--- START ---

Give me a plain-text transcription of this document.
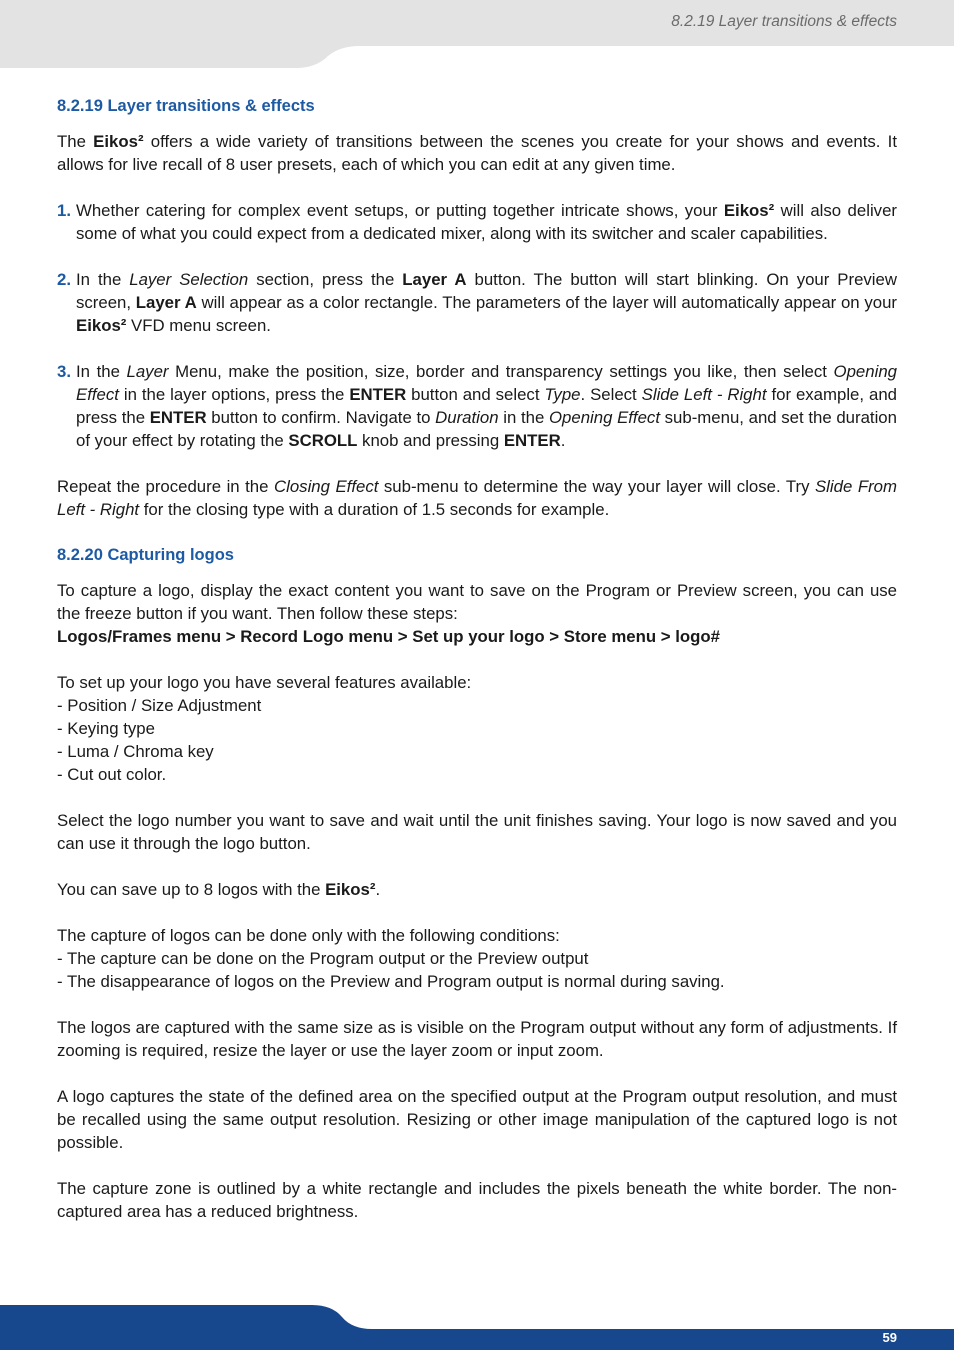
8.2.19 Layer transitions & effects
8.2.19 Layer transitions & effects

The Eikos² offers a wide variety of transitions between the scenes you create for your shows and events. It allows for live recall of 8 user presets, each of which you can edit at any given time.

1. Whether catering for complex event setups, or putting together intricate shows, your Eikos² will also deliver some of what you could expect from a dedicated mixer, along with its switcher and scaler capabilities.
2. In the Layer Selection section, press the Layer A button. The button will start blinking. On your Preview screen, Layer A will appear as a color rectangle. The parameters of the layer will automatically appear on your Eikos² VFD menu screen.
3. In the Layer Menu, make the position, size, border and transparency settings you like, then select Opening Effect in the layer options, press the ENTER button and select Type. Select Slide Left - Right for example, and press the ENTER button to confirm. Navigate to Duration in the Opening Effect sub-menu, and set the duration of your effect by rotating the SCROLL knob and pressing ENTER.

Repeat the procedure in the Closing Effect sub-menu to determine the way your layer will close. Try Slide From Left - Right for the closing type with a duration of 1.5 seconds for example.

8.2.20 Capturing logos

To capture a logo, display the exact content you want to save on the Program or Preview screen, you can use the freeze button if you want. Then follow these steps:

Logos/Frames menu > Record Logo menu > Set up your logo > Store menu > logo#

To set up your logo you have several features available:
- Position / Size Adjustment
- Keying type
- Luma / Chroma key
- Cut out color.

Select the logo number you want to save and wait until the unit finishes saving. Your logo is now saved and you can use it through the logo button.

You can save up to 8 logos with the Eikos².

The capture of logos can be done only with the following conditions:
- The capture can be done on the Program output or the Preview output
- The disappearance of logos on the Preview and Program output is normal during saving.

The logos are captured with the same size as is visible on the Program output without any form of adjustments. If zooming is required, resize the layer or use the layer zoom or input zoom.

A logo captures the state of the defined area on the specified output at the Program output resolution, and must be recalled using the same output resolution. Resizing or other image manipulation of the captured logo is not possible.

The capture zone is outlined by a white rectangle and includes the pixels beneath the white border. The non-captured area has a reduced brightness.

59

--- END ---
--- START ---

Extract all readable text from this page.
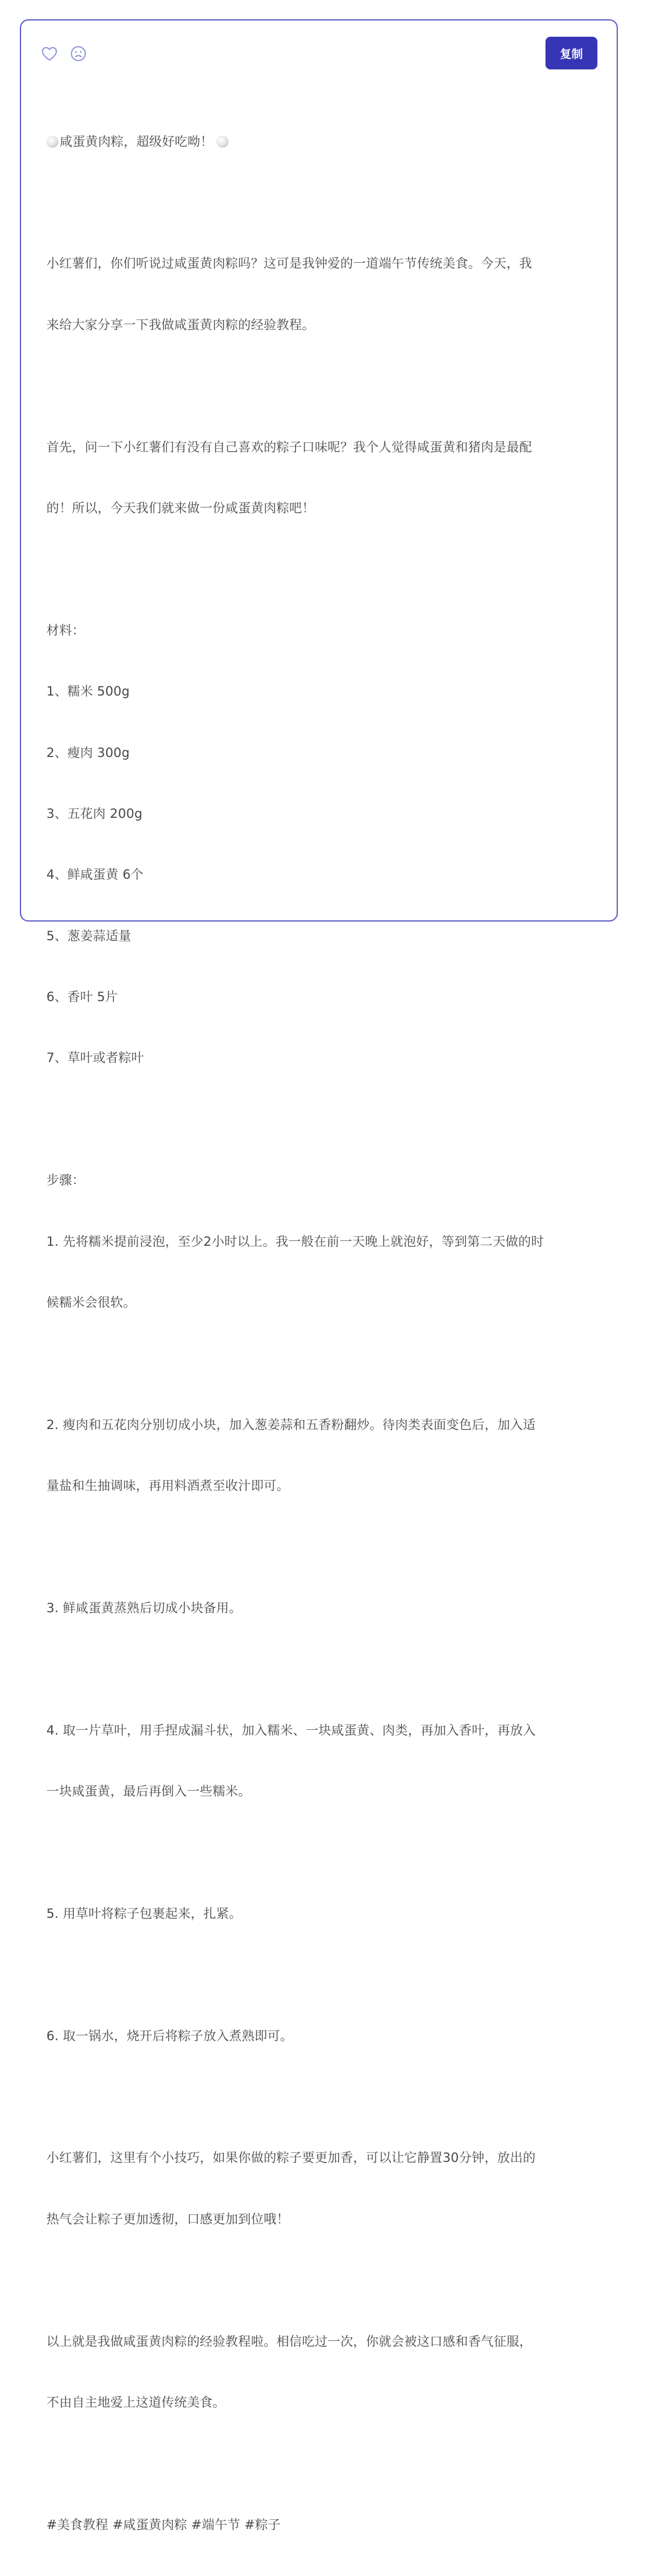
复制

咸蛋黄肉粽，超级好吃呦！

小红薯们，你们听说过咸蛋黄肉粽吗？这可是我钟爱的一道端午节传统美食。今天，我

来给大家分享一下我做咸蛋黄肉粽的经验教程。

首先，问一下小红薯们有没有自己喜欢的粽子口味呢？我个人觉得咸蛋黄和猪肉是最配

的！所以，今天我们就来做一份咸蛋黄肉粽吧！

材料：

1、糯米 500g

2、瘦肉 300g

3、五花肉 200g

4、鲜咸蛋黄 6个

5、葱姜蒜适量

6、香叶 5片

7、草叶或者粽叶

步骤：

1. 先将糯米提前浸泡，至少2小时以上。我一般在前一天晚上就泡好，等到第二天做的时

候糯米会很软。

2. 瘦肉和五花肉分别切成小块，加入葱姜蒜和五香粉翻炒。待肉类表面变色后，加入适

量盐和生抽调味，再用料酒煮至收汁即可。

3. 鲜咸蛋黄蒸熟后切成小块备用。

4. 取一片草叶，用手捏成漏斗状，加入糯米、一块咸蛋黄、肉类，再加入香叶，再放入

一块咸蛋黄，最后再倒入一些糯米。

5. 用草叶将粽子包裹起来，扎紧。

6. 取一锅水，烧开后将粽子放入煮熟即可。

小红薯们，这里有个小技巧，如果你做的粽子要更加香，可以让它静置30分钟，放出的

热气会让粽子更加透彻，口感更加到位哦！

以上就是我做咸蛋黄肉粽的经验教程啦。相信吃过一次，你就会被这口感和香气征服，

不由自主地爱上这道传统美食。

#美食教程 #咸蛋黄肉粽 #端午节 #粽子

--- END ---

**Problem statement:**
Gather each line of the listing that holds the string "saving".

**Result of the task:**
Select the logo number you want to save and wait until the unit finishes saving. Your logo is now saved and you can use it through the logo button.
- The disappearance of logos on the Preview and Program output is normal during saving.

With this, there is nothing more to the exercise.